● DO THIS
Take every line where the string "screenshot" appears and copy it.

● RECORD EXCERPTS

==================================================

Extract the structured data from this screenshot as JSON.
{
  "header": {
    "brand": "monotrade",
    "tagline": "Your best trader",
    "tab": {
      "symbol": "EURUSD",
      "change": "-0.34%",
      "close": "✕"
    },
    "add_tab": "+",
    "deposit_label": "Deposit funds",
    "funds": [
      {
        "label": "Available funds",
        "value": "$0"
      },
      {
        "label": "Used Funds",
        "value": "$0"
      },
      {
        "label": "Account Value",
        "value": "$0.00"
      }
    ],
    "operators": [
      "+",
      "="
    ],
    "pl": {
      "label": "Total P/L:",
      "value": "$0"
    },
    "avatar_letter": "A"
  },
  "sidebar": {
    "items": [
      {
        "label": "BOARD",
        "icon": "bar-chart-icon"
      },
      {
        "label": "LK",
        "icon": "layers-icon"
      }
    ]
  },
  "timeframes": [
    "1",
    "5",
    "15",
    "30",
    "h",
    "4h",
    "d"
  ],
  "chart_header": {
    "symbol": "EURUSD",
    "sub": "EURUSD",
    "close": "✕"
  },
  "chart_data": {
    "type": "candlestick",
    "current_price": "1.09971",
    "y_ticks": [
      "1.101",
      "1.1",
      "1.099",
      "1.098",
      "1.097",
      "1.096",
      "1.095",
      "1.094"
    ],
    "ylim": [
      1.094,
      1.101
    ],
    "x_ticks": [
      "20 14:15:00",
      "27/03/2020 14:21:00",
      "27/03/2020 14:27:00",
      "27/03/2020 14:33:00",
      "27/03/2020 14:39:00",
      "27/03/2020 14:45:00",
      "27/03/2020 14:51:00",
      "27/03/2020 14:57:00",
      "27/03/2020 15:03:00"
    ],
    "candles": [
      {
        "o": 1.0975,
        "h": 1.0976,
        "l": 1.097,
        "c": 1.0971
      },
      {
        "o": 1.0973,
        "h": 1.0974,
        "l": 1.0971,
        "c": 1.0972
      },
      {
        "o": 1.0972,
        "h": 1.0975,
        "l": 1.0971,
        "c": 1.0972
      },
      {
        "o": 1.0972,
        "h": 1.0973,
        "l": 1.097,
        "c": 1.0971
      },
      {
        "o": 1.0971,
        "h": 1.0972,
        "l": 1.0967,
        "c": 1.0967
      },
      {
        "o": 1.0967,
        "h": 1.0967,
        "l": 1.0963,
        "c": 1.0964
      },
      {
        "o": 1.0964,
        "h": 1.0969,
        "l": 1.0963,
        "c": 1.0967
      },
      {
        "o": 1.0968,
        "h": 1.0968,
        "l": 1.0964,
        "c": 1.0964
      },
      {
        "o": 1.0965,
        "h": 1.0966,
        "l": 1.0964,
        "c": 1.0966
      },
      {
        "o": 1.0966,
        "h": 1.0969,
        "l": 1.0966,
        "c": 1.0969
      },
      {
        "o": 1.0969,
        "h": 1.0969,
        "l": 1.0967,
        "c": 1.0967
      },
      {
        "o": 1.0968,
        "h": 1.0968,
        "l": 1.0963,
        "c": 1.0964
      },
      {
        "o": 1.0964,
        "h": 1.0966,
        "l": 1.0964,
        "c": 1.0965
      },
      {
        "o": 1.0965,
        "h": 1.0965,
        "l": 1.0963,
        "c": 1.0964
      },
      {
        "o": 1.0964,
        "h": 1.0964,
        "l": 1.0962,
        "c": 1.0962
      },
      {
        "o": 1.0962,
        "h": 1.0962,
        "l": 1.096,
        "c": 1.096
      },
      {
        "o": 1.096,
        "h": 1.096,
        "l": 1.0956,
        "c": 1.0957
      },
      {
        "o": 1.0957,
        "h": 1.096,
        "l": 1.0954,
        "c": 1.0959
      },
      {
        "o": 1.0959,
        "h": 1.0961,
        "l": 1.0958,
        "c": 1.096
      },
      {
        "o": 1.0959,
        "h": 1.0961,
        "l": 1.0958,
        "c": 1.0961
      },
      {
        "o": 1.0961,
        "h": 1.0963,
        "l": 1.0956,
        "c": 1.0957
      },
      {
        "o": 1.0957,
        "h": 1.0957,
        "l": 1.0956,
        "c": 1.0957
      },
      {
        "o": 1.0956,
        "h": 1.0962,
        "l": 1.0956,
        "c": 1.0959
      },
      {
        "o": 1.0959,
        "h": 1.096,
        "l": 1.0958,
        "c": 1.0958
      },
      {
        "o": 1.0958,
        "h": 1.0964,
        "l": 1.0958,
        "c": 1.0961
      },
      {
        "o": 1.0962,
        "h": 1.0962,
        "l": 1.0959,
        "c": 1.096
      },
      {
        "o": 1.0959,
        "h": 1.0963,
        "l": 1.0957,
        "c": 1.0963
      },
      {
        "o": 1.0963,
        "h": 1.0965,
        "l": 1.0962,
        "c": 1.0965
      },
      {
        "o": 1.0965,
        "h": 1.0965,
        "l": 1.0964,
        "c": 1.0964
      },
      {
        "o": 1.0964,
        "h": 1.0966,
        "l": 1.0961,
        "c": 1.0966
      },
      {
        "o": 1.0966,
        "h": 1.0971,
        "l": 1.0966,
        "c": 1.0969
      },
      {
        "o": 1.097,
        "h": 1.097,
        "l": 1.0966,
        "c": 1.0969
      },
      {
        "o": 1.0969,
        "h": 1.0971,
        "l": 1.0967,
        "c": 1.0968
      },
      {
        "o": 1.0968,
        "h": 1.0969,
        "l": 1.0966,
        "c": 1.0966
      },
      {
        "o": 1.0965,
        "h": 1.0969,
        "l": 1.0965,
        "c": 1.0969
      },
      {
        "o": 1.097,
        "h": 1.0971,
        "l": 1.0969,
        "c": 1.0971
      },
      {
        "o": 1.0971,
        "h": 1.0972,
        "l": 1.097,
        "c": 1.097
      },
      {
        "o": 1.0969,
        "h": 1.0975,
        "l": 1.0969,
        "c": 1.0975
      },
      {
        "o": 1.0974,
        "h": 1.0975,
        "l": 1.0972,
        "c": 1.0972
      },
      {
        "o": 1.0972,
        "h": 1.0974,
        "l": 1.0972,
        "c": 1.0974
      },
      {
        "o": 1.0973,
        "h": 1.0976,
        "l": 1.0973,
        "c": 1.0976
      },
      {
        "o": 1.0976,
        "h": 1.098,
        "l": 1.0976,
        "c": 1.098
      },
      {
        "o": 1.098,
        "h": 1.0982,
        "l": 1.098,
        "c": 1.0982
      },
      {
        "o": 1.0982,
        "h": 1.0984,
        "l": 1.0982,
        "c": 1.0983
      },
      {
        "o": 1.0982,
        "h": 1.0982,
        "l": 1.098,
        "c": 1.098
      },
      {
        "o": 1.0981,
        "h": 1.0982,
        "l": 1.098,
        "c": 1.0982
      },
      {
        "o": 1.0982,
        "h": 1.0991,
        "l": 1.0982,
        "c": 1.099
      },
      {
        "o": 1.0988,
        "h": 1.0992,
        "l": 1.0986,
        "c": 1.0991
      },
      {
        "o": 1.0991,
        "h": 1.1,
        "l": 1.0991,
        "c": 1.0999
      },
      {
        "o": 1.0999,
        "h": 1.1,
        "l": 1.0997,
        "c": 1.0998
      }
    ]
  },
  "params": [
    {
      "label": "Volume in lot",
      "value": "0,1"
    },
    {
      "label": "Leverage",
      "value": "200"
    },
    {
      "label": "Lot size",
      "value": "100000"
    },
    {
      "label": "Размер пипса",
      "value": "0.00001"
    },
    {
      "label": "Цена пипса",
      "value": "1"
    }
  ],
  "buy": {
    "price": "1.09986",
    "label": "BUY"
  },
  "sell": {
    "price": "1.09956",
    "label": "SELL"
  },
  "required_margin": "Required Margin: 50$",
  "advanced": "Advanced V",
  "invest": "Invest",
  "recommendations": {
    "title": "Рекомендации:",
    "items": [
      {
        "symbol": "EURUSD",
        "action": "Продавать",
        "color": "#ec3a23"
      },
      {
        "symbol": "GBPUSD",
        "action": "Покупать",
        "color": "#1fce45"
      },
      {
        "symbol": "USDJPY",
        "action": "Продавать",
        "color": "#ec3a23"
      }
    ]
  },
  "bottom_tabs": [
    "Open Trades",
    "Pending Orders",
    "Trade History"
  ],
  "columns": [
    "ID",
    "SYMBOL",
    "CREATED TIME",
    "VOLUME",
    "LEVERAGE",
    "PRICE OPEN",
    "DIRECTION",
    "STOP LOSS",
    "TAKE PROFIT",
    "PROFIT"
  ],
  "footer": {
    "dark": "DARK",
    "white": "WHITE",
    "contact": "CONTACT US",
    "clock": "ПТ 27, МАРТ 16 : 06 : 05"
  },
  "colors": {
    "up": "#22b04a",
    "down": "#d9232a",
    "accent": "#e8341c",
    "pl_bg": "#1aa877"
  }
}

==================================================

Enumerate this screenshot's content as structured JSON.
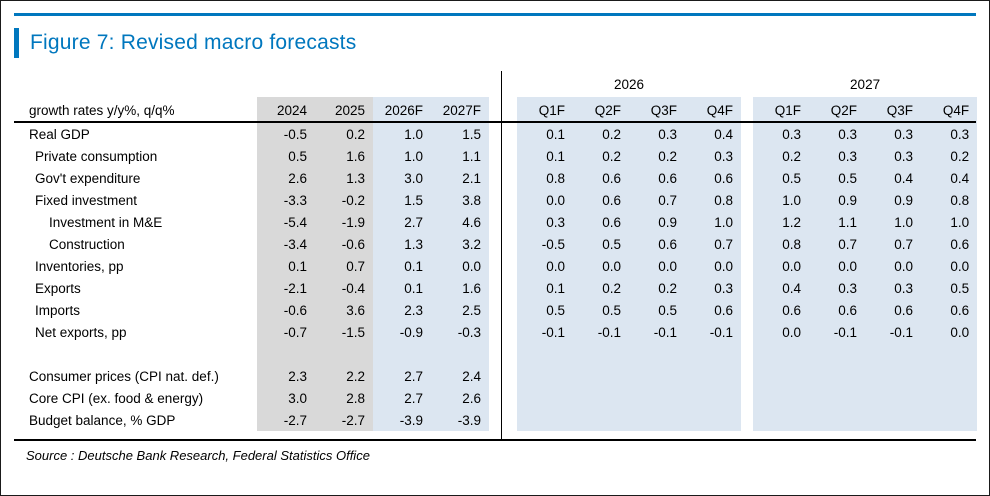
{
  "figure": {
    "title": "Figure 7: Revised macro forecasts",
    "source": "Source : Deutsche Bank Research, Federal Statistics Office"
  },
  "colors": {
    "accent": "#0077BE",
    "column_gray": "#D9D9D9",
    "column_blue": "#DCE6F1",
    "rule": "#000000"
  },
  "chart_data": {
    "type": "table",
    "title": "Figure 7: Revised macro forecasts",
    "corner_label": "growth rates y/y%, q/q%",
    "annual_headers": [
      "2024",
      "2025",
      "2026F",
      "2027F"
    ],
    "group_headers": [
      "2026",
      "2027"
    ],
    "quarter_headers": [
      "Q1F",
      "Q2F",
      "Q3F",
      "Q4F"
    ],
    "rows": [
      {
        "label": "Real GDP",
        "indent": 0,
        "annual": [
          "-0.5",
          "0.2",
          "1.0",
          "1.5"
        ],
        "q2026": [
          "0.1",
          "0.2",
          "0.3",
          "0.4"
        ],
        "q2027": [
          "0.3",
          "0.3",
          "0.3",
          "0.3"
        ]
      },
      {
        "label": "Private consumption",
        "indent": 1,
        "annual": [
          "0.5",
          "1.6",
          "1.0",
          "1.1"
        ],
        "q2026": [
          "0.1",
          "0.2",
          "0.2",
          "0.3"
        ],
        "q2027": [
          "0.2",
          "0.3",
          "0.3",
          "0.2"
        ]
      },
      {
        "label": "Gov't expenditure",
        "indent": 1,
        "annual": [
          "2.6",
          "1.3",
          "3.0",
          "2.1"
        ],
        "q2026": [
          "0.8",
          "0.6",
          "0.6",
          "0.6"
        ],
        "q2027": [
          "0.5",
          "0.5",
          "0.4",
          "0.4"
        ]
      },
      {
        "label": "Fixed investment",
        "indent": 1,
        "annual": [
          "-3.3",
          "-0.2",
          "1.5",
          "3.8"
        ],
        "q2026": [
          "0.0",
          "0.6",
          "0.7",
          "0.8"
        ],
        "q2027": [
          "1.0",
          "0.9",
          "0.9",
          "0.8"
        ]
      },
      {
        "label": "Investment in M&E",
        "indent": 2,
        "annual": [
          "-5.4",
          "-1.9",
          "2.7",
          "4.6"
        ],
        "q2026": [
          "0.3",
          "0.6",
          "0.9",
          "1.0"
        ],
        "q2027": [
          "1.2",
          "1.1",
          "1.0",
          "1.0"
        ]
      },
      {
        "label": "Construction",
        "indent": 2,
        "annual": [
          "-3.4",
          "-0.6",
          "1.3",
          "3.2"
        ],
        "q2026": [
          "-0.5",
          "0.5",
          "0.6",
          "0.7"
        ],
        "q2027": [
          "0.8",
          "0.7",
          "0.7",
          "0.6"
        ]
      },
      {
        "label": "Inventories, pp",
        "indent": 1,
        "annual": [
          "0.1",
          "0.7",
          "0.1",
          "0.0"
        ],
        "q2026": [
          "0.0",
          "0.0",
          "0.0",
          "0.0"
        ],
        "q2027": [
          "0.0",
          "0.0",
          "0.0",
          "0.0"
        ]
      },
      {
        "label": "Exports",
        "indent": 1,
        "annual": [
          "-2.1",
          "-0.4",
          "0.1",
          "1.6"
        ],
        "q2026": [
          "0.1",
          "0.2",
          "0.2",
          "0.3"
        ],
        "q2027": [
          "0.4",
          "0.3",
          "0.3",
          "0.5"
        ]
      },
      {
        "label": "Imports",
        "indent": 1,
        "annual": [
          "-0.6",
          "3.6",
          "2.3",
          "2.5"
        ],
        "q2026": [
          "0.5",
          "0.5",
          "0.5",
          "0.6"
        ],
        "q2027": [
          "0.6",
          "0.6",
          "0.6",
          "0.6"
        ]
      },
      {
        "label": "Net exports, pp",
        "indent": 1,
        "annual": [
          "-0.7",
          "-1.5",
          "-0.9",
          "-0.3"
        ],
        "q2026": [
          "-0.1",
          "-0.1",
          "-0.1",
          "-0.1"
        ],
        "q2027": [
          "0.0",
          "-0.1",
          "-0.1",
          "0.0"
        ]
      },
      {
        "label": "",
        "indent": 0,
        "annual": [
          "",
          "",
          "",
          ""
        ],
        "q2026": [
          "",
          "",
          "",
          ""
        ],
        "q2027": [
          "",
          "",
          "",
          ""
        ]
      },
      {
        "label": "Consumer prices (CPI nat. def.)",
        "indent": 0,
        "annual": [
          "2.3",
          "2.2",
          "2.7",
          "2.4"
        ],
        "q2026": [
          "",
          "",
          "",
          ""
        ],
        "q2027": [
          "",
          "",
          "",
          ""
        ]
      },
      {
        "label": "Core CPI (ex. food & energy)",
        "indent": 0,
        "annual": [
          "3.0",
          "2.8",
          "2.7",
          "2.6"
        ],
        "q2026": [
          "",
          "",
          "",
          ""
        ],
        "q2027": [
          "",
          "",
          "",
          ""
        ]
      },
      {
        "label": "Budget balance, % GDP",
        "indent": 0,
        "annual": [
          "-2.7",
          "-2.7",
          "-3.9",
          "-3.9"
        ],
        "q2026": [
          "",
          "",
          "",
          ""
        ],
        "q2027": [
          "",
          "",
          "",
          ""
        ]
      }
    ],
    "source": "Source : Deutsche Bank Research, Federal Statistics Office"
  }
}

==================================================

● RIGHT ANSWER
Extract the structured data from this screenshot as JSON.
Enumerate this screenshot's content as structured JSON.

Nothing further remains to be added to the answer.